(Data entries)
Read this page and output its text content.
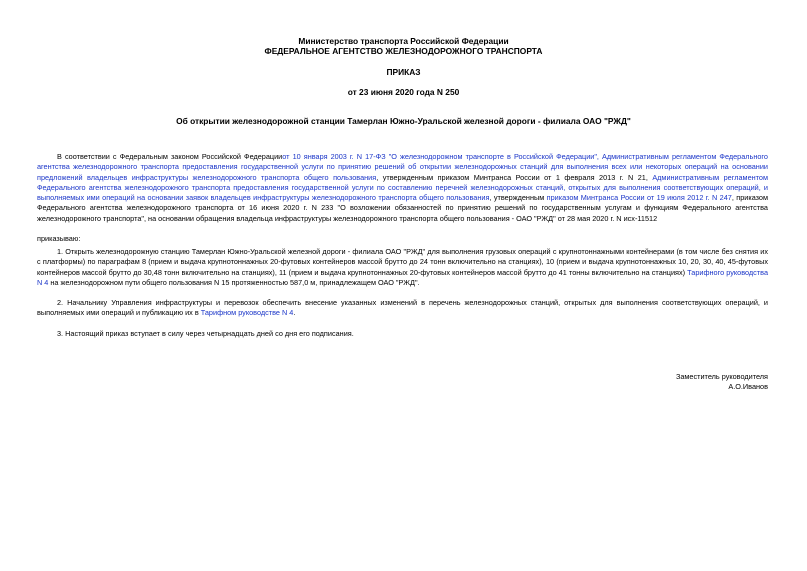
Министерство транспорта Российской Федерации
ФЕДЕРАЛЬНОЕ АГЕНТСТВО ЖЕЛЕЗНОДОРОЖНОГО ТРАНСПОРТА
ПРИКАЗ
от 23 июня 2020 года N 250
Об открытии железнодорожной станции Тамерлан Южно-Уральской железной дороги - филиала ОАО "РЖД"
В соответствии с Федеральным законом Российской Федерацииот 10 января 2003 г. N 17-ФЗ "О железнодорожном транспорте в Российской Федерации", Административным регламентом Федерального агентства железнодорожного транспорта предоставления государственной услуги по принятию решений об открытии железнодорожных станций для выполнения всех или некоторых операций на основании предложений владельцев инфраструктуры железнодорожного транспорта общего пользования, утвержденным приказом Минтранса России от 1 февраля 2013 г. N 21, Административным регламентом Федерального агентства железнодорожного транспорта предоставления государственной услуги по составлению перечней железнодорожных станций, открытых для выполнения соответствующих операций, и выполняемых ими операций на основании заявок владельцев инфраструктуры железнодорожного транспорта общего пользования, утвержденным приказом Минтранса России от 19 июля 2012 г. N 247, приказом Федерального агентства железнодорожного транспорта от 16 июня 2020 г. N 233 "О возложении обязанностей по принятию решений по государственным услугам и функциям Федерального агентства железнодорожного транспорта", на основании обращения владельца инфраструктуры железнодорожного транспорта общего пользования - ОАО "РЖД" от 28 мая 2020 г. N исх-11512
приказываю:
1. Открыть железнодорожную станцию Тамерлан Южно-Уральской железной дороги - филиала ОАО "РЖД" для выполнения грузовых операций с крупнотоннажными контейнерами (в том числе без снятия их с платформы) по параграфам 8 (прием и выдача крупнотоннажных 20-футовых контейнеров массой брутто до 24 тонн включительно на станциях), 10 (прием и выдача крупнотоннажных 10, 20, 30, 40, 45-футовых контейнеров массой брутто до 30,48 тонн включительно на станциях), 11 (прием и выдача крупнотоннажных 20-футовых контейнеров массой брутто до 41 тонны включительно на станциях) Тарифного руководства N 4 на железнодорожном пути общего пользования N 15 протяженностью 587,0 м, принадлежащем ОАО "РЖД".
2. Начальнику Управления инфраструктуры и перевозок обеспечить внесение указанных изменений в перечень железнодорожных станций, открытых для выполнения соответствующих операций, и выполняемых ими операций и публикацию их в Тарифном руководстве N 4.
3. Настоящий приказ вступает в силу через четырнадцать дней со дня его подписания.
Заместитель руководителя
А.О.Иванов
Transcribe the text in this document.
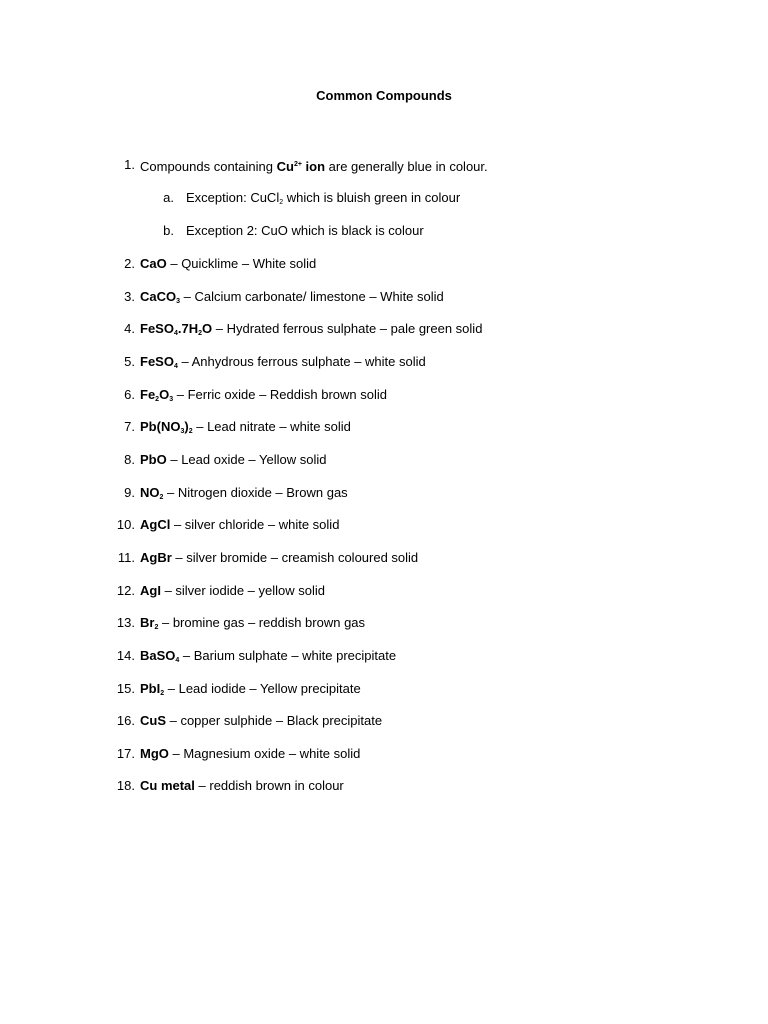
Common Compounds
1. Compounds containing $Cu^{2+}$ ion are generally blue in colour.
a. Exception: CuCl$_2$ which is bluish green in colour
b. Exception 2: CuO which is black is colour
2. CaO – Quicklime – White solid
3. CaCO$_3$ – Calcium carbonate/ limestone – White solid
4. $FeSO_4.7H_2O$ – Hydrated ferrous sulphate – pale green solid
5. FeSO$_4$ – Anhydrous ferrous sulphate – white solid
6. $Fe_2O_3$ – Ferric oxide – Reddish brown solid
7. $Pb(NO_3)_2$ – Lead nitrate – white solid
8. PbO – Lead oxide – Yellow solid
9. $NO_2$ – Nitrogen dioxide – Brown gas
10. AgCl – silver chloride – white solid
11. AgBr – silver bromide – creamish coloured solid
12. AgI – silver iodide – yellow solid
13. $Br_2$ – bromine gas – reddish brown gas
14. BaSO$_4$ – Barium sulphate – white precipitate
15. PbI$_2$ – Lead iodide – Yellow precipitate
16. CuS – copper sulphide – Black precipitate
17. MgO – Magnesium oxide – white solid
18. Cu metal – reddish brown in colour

Goal
Copy, exactly and exclusively, the lines beginning with the one that contains "Transcribe the text in this document." and ending with the last line of the listing; pictures are to be omitted.

Solution to this task
Transcribe the text in this document.
Common Compounds
1. Compounds containing $Cu^{2+}$ ion are generally blue in colour.
a. Exception: CuCl$_2$ which is bluish green in colour
b. Exception 2: CuO which is black is colour
2. CaO – Quicklime – White solid
3. CaCO$_3$ – Calcium carbonate/ limestone – White solid
4. $FeSO_4.7H_2O$ – Hydrated ferrous sulphate – pale green solid
5. FeSO$_4$ – Anhydrous ferrous sulphate – white solid
6. $Fe_2O_3$ – Ferric oxide – Reddish brown solid
7. $Pb(NO_3)_2$ – Lead nitrate – white solid
8. PbO – Lead oxide – Yellow solid
9. $NO_2$ – Nitrogen dioxide – Brown gas
10. AgCl – silver chloride – white solid
11. AgBr – silver bromide – creamish coloured solid
12. AgI – silver iodide – yellow solid
13. $Br_2$ – bromine gas – reddish brown gas
14. BaSO$_4$ – Barium sulphate – white precipitate
15. PbI$_2$ – Lead iodide – Yellow precipitate
16. CuS – copper sulphide – Black precipitate
17. MgO – Magnesium oxide – white solid
18. Cu metal – reddish brown in colour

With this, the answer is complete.